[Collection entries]
---------------
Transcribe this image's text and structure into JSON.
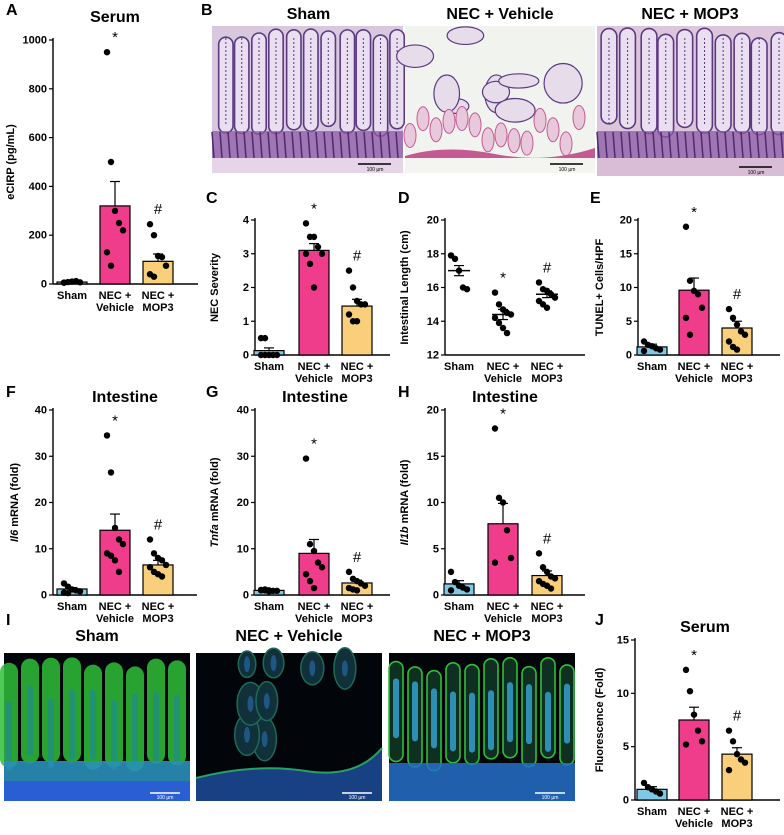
{
  "panel_letters": {
    "A": "A",
    "B": "B",
    "C": "C",
    "D": "D",
    "E": "E",
    "F": "F",
    "G": "G",
    "H": "H",
    "I": "I",
    "J": "J"
  },
  "histology": {
    "titles": [
      "Sham",
      "NEC + Vehicle",
      "NEC + MOP3"
    ],
    "scale_bar": "100 µm",
    "colors": {
      "sham_bg": "#d8c8de",
      "vehicle_bg": "#e9ece6",
      "mop3_bg": "#dcc6dc",
      "stain_dark": "#5c3a82",
      "stain_pink": "#c55a92"
    }
  },
  "fluorescence": {
    "titles": [
      "Sham",
      "NEC + Vehicle",
      "NEC + MOP3"
    ],
    "scale_bar": "100 µm",
    "colors": {
      "green": "#2fbf3a",
      "blue": "#2a5bd8",
      "black": "#02050a"
    }
  },
  "colors": {
    "sham": "#7fc8e8",
    "vehicle": "#ef3d8c",
    "mop3": "#f9cf7c",
    "point": "#000000"
  },
  "chart_data": [
    {
      "id": "A",
      "type": "bar",
      "title": "Serum",
      "ylabel": "eCIRP (pg/mL)",
      "xlabel": "",
      "ylim": [
        0,
        1000
      ],
      "yticks": [
        0,
        200,
        400,
        600,
        800,
        1000
      ],
      "categories": [
        "Sham",
        "NEC + Vehicle",
        "NEC + MOP3"
      ],
      "values": [
        8,
        320,
        93
      ],
      "sem": [
        3,
        100,
        30
      ],
      "points": [
        [
          5,
          8,
          10,
          12,
          7,
          6
        ],
        [
          950,
          500,
          300,
          250,
          220,
          130,
          75
        ],
        [
          245,
          200,
          115,
          110,
          75,
          40,
          30
        ]
      ],
      "annotations": [
        "",
        "*",
        "#"
      ]
    },
    {
      "id": "C",
      "type": "bar",
      "title": "",
      "ylabel": "NEC Severity",
      "xlabel": "",
      "ylim": [
        0,
        4
      ],
      "yticks": [
        0,
        1,
        2,
        3,
        4
      ],
      "categories": [
        "Sham",
        "NEC + Vehicle",
        "NEC + MOP3"
      ],
      "values": [
        0.13,
        3.1,
        1.45
      ],
      "sem": [
        0.08,
        0.2,
        0.2
      ],
      "points": [
        [
          0,
          0,
          0,
          0,
          0,
          0.5,
          0.5
        ],
        [
          3.9,
          3.5,
          3.5,
          3.2,
          3,
          3,
          2.7,
          2
        ],
        [
          2.5,
          2,
          1.6,
          1.5,
          1.5,
          1.2,
          1,
          1
        ]
      ],
      "annotations": [
        "",
        "*",
        "#"
      ]
    },
    {
      "id": "D",
      "type": "scatter",
      "title": "",
      "ylabel": "Intestinal Length (cm)",
      "xlabel": "",
      "ylim": [
        12,
        20
      ],
      "yticks": [
        12,
        14,
        16,
        18,
        20
      ],
      "categories": [
        "Sham",
        "NEC + Vehicle",
        "NEC + MOP3"
      ],
      "values": [
        17,
        14.4,
        15.6
      ],
      "sem": [
        0.3,
        0.3,
        0.2
      ],
      "points": [
        [
          17.9,
          17.7,
          17,
          16,
          15.9
        ],
        [
          15.7,
          15,
          14.7,
          14.5,
          14.4,
          14.2,
          13.9,
          13.6,
          13.3
        ],
        [
          16.3,
          15.9,
          15.8,
          15.6,
          15.4,
          15.2,
          15,
          14.8
        ]
      ],
      "annotations": [
        "",
        "*",
        "#"
      ]
    },
    {
      "id": "E",
      "type": "bar",
      "title": "",
      "ylabel": "TUNEL+ Cells/HPF",
      "xlabel": "",
      "ylim": [
        0,
        20
      ],
      "yticks": [
        0,
        5,
        10,
        15,
        20
      ],
      "categories": [
        "Sham",
        "NEC + Vehicle",
        "NEC + MOP3"
      ],
      "values": [
        1.2,
        9.6,
        4
      ],
      "sem": [
        0.4,
        1.8,
        1
      ],
      "points": [
        [
          2,
          1.5,
          1.3,
          1,
          0.8,
          0.6
        ],
        [
          19,
          11,
          9.5,
          9,
          7,
          5.5,
          3
        ],
        [
          6.8,
          5.5,
          4.5,
          3.5,
          3,
          2,
          1.2,
          0.8
        ]
      ],
      "annotations": [
        "",
        "*",
        "#"
      ]
    },
    {
      "id": "F",
      "type": "bar",
      "title": "Intestine",
      "ylabel": "Il6 mRNA (fold)",
      "ylabel_italic": "Il6",
      "ylabel_rest": " mRNA (fold)",
      "xlabel": "",
      "ylim": [
        0,
        40
      ],
      "yticks": [
        0,
        10,
        20,
        30,
        40
      ],
      "categories": [
        "Sham",
        "NEC + Vehicle",
        "NEC + MOP3"
      ],
      "values": [
        1.3,
        14,
        6.5
      ],
      "sem": [
        0.3,
        3.5,
        1
      ],
      "points": [
        [
          2.5,
          1.8,
          1.2,
          1,
          0.8,
          0.5,
          0.4
        ],
        [
          34.5,
          26.5,
          14.5,
          12,
          11,
          9,
          8.5,
          7.5,
          5
        ],
        [
          12,
          9,
          8,
          7.5,
          6.5,
          6,
          5,
          4.5,
          4
        ]
      ],
      "annotations": [
        "",
        "*",
        "#"
      ]
    },
    {
      "id": "G",
      "type": "bar",
      "title": "Intestine",
      "ylabel": "Tnfa mRNA (fold)",
      "ylabel_italic": "Tnfa",
      "ylabel_rest": " mRNA (fold)",
      "xlabel": "",
      "ylim": [
        0,
        40
      ],
      "yticks": [
        0,
        10,
        20,
        30,
        40
      ],
      "categories": [
        "Sham",
        "NEC + Vehicle",
        "NEC + MOP3"
      ],
      "values": [
        1,
        9,
        2.6
      ],
      "sem": [
        0.1,
        3,
        0.6
      ],
      "points": [
        [
          1.1,
          1,
          1,
          0.9,
          0.9,
          1,
          1.2,
          0.8
        ],
        [
          29.5,
          11,
          9.5,
          7,
          6,
          4.5,
          3,
          1.5
        ],
        [
          5,
          3.5,
          3,
          2.5,
          2,
          1.5,
          1.2,
          1
        ]
      ],
      "annotations": [
        "",
        "*",
        "#"
      ]
    },
    {
      "id": "H",
      "type": "bar",
      "title": "Intestine",
      "ylabel": "Il1b mRNA (fold)",
      "ylabel_italic": "Il1b",
      "ylabel_rest": " mRNA (fold)",
      "xlabel": "",
      "ylim": [
        0,
        20
      ],
      "yticks": [
        0,
        5,
        10,
        15,
        20
      ],
      "categories": [
        "Sham",
        "NEC + Vehicle",
        "NEC + MOP3"
      ],
      "values": [
        1.2,
        7.7,
        2.1
      ],
      "sem": [
        0.35,
        2.2,
        0.5
      ],
      "points": [
        [
          2.5,
          1.4,
          1,
          0.8,
          0.6,
          0.5
        ],
        [
          18,
          10.5,
          10,
          7,
          4,
          3.5
        ],
        [
          4.5,
          3,
          2.5,
          2,
          1.8,
          1.5,
          1.2,
          1,
          0.7
        ]
      ],
      "annotations": [
        "",
        "*",
        "#"
      ]
    },
    {
      "id": "J",
      "type": "bar",
      "title": "Serum",
      "ylabel": "Fluorescence (Fold)",
      "xlabel": "",
      "ylim": [
        0,
        15
      ],
      "yticks": [
        0,
        5,
        10,
        15
      ],
      "categories": [
        "Sham",
        "NEC + Vehicle",
        "NEC + MOP3"
      ],
      "values": [
        1,
        7.5,
        4.3
      ],
      "sem": [
        0.25,
        1.2,
        0.6
      ],
      "points": [
        [
          1.6,
          1.2,
          1,
          0.8,
          0.6
        ],
        [
          12.2,
          10.2,
          8,
          6.5,
          5.5,
          5.2
        ],
        [
          6.5,
          5.5,
          4.3,
          3.8,
          3.5,
          2.8
        ]
      ],
      "annotations": [
        "",
        "*",
        "#"
      ]
    }
  ]
}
---------------
EXERCISE — Every line of the data above that contains the word "Tnfa" should be counted; please give the total alone.

RESULT FOR THIS TASK — 2